» STATED TASK
Output the full listing word for word.

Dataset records
## Begin
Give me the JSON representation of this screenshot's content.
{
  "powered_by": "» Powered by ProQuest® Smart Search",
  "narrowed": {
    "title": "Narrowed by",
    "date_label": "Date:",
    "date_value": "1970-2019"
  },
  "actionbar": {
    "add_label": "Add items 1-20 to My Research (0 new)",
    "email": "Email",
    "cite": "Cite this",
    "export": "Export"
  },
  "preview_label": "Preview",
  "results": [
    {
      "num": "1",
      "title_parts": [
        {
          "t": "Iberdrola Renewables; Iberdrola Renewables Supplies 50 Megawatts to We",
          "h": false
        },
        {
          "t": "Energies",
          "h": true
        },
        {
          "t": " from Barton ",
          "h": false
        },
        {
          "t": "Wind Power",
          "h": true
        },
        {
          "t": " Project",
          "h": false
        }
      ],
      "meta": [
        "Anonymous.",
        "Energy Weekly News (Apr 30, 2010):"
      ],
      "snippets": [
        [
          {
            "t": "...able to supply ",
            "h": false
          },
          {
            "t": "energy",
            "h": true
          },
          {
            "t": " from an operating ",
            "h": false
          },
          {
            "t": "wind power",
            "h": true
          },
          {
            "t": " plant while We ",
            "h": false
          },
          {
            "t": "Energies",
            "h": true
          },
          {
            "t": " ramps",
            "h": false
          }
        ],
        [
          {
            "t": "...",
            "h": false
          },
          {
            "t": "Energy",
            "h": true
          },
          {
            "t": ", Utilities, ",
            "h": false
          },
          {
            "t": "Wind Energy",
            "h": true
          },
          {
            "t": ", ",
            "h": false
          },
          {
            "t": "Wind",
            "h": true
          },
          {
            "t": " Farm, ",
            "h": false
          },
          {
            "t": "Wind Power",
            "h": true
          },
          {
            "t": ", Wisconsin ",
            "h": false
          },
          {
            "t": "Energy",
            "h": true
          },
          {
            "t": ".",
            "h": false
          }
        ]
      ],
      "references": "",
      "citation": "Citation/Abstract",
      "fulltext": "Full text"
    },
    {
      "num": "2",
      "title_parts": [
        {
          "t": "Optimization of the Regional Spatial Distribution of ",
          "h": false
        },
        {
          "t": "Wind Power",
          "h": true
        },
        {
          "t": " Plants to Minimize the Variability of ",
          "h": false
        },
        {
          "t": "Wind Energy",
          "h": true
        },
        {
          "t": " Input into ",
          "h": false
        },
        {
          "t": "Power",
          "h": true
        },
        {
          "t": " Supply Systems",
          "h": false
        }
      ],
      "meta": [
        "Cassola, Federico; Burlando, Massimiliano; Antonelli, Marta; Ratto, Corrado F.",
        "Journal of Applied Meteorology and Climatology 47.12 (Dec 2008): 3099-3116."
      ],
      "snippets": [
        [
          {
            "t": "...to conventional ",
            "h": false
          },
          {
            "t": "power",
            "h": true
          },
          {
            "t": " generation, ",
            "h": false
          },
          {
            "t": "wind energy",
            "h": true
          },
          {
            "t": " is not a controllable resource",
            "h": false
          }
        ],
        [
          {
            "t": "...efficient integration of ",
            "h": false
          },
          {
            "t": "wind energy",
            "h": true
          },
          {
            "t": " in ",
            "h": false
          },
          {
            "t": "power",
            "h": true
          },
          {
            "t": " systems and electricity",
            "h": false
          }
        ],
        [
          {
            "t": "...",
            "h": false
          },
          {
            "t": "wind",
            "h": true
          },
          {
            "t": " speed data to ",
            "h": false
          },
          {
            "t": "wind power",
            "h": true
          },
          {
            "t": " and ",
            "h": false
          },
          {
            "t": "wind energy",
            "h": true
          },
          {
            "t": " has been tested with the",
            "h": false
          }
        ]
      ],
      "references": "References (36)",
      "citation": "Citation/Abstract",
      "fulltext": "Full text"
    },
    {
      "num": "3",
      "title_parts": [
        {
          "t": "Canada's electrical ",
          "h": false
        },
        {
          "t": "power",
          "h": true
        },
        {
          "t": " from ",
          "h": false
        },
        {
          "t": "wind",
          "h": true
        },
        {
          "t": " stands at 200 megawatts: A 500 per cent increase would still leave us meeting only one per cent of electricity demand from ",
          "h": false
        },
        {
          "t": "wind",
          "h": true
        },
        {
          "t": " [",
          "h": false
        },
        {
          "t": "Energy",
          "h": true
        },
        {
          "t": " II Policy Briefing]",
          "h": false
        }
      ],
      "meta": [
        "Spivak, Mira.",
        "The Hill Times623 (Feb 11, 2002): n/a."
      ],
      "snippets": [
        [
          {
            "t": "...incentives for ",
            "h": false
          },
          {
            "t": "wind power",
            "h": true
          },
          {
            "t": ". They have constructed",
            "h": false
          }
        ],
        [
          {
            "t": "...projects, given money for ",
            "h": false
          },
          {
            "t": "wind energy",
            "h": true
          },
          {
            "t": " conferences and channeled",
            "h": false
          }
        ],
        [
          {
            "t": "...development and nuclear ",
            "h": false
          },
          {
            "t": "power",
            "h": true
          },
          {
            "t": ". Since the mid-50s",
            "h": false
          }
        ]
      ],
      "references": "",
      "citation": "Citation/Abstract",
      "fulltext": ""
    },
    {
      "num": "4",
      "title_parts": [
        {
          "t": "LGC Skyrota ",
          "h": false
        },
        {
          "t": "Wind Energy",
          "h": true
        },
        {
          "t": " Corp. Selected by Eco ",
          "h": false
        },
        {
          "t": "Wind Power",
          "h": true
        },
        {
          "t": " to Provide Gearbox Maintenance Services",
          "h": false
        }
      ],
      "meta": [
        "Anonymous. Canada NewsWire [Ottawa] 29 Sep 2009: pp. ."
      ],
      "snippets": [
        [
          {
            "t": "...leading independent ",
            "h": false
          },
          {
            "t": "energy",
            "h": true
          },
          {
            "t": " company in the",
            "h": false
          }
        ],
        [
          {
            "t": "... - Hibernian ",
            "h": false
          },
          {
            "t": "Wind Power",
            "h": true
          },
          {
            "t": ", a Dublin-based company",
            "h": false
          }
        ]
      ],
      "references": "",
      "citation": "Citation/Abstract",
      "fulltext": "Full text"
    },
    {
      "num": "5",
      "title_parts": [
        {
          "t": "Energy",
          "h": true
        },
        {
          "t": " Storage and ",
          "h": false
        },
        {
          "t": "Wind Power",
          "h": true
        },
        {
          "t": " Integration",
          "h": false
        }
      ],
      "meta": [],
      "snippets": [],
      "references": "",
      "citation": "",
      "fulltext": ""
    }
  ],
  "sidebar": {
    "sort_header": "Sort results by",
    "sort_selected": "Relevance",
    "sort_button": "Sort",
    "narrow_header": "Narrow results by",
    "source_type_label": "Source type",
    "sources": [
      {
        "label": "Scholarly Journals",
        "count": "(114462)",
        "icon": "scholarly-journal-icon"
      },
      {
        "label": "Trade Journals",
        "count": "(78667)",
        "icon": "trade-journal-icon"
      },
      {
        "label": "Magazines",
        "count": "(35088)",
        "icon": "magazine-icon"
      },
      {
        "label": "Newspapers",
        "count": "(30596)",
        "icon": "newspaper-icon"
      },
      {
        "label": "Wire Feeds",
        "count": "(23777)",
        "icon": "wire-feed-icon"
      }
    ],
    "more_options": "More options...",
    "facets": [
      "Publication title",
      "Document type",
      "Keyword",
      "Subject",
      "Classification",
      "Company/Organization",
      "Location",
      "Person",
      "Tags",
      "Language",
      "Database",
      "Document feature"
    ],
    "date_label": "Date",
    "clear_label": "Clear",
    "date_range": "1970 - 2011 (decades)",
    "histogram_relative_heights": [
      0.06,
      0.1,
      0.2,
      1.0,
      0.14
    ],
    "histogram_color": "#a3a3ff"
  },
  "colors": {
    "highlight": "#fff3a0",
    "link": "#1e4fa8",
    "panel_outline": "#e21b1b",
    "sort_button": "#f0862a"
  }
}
## End
» CORRECT RESULT
Give me the JSON representation of this screenshot's content.
{
  "powered_by": "» Powered by ProQuest® Smart Search",
  "narrowed": {
    "title": "Narrowed by",
    "date_label": "Date:",
    "date_value": "1970-2019"
  },
  "actionbar": {
    "add_label": "Add items 1-20 to My Research (0 new)",
    "email": "Email",
    "cite": "Cite this",
    "export": "Export"
  },
  "preview_label": "Preview",
  "results": [
    {
      "num": "1",
      "title_parts": [
        {
          "t": "Iberdrola Renewables; Iberdrola Renewables Supplies 50 Megawatts to We",
          "h": false
        },
        {
          "t": "Energies",
          "h": true
        },
        {
          "t": " from Barton ",
          "h": false
        },
        {
          "t": "Wind Power",
          "h": true
        },
        {
          "t": " Project",
          "h": false
        }
      ],
      "meta": [
        "Anonymous.",
        "Energy Weekly News (Apr 30, 2010):"
      ],
      "snippets": [
        [
          {
            "t": "...able to supply ",
            "h": false
          },
          {
            "t": "energy",
            "h": true
          },
          {
            "t": " from an operating ",
            "h": false
          },
          {
            "t": "wind power",
            "h": true
          },
          {
            "t": " plant while We ",
            "h": false
          },
          {
            "t": "Energies",
            "h": true
          },
          {
            "t": " ramps",
            "h": false
          }
        ],
        [
          {
            "t": "...",
            "h": false
          },
          {
            "t": "Energy",
            "h": true
          },
          {
            "t": ", Utilities, ",
            "h": false
          },
          {
            "t": "Wind Energy",
            "h": true
          },
          {
            "t": ", ",
            "h": false
          },
          {
            "t": "Wind",
            "h": true
          },
          {
            "t": " Farm, ",
            "h": false
          },
          {
            "t": "Wind Power",
            "h": true
          },
          {
            "t": ", Wisconsin ",
            "h": false
          },
          {
            "t": "Energy",
            "h": true
          },
          {
            "t": ".",
            "h": false
          }
        ]
      ],
      "references": "",
      "citation": "Citation/Abstract",
      "fulltext": "Full text"
    },
    {
      "num": "2",
      "title_parts": [
        {
          "t": "Optimization of the Regional Spatial Distribution of ",
          "h": false
        },
        {
          "t": "Wind Power",
          "h": true
        },
        {
          "t": " Plants to Minimize the Variability of ",
          "h": false
        },
        {
          "t": "Wind Energy",
          "h": true
        },
        {
          "t": " Input into ",
          "h": false
        },
        {
          "t": "Power",
          "h": true
        },
        {
          "t": " Supply Systems",
          "h": false
        }
      ],
      "meta": [
        "Cassola, Federico; Burlando, Massimiliano; Antonelli, Marta; Ratto, Corrado F.",
        "Journal of Applied Meteorology and Climatology 47.12 (Dec 2008): 3099-3116."
      ],
      "snippets": [
        [
          {
            "t": "...to conventional ",
            "h": false
          },
          {
            "t": "power",
            "h": true
          },
          {
            "t": " generation, ",
            "h": false
          },
          {
            "t": "wind energy",
            "h": true
          },
          {
            "t": " is not a controllable resource",
            "h": false
          }
        ],
        [
          {
            "t": "...efficient integration of ",
            "h": false
          },
          {
            "t": "wind energy",
            "h": true
          },
          {
            "t": " in ",
            "h": false
          },
          {
            "t": "power",
            "h": true
          },
          {
            "t": " systems and electricity",
            "h": false
          }
        ],
        [
          {
            "t": "...",
            "h": false
          },
          {
            "t": "wind",
            "h": true
          },
          {
            "t": " speed data to ",
            "h": false
          },
          {
            "t": "wind power",
            "h": true
          },
          {
            "t": " and ",
            "h": false
          },
          {
            "t": "wind energy",
            "h": true
          },
          {
            "t": " has been tested with the",
            "h": false
          }
        ]
      ],
      "references": "References (36)",
      "citation": "Citation/Abstract",
      "fulltext": "Full text"
    },
    {
      "num": "3",
      "title_parts": [
        {
          "t": "Canada's electrical ",
          "h": false
        },
        {
          "t": "power",
          "h": true
        },
        {
          "t": " from ",
          "h": false
        },
        {
          "t": "wind",
          "h": true
        },
        {
          "t": " stands at 200 megawatts: A 500 per cent increase would still leave us meeting only one per cent of electricity demand from ",
          "h": false
        },
        {
          "t": "wind",
          "h": true
        },
        {
          "t": " [",
          "h": false
        },
        {
          "t": "Energy",
          "h": true
        },
        {
          "t": " II Policy Briefing]",
          "h": false
        }
      ],
      "meta": [
        "Spivak, Mira.",
        "The Hill Times623 (Feb 11, 2002): n/a."
      ],
      "snippets": [
        [
          {
            "t": "...incentives for ",
            "h": false
          },
          {
            "t": "wind power",
            "h": true
          },
          {
            "t": ". They have constructed",
            "h": false
          }
        ],
        [
          {
            "t": "...projects, given money for ",
            "h": false
          },
          {
            "t": "wind energy",
            "h": true
          },
          {
            "t": " conferences and channeled",
            "h": false
          }
        ],
        [
          {
            "t": "...development and nuclear ",
            "h": false
          },
          {
            "t": "power",
            "h": true
          },
          {
            "t": ". Since the mid-50s",
            "h": false
          }
        ]
      ],
      "references": "",
      "citation": "Citation/Abstract",
      "fulltext": ""
    },
    {
      "num": "4",
      "title_parts": [
        {
          "t": "LGC Skyrota ",
          "h": false
        },
        {
          "t": "Wind Energy",
          "h": true
        },
        {
          "t": " Corp. Selected by Eco ",
          "h": false
        },
        {
          "t": "Wind Power",
          "h": true
        },
        {
          "t": " to Provide Gearbox Maintenance Services",
          "h": false
        }
      ],
      "meta": [
        "Anonymous. Canada NewsWire [Ottawa] 29 Sep 2009: pp. ."
      ],
      "snippets": [
        [
          {
            "t": "...leading independent ",
            "h": false
          },
          {
            "t": "energy",
            "h": true
          },
          {
            "t": " company in the",
            "h": false
          }
        ],
        [
          {
            "t": "... - Hibernian ",
            "h": false
          },
          {
            "t": "Wind Power",
            "h": true
          },
          {
            "t": ", a Dublin-based company",
            "h": false
          }
        ]
      ],
      "references": "",
      "citation": "Citation/Abstract",
      "fulltext": "Full text"
    },
    {
      "num": "5",
      "title_parts": [
        {
          "t": "Energy",
          "h": true
        },
        {
          "t": " Storage and ",
          "h": false
        },
        {
          "t": "Wind Power",
          "h": true
        },
        {
          "t": " Integration",
          "h": false
        }
      ],
      "meta": [],
      "snippets": [],
      "references": "",
      "citation": "",
      "fulltext": ""
    }
  ],
  "sidebar": {
    "sort_header": "Sort results by",
    "sort_selected": "Relevance",
    "sort_button": "Sort",
    "narrow_header": "Narrow results by",
    "source_type_label": "Source type",
    "sources": [
      {
        "label": "Scholarly Journals",
        "count": "(114462)",
        "icon": "scholarly-journal-icon"
      },
      {
        "label": "Trade Journals",
        "count": "(78667)",
        "icon": "trade-journal-icon"
      },
      {
        "label": "Magazines",
        "count": "(35088)",
        "icon": "magazine-icon"
      },
      {
        "label": "Newspapers",
        "count": "(30596)",
        "icon": "newspaper-icon"
      },
      {
        "label": "Wire Feeds",
        "count": "(23777)",
        "icon": "wire-feed-icon"
      }
    ],
    "more_options": "More options...",
    "facets": [
      "Publication title",
      "Document type",
      "Keyword",
      "Subject",
      "Classification",
      "Company/Organization",
      "Location",
      "Person",
      "Tags",
      "Language",
      "Database",
      "Document feature"
    ],
    "date_label": "Date",
    "clear_label": "Clear",
    "date_range": "1970 - 2011 (decades)",
    "histogram_relative_heights": [
      0.06,
      0.1,
      0.2,
      1.0,
      0.14
    ],
    "histogram_color": "#a3a3ff"
  },
  "colors": {
    "highlight": "#fff3a0",
    "link": "#1e4fa8",
    "panel_outline": "#e21b1b",
    "sort_button": "#f0862a"
  }
}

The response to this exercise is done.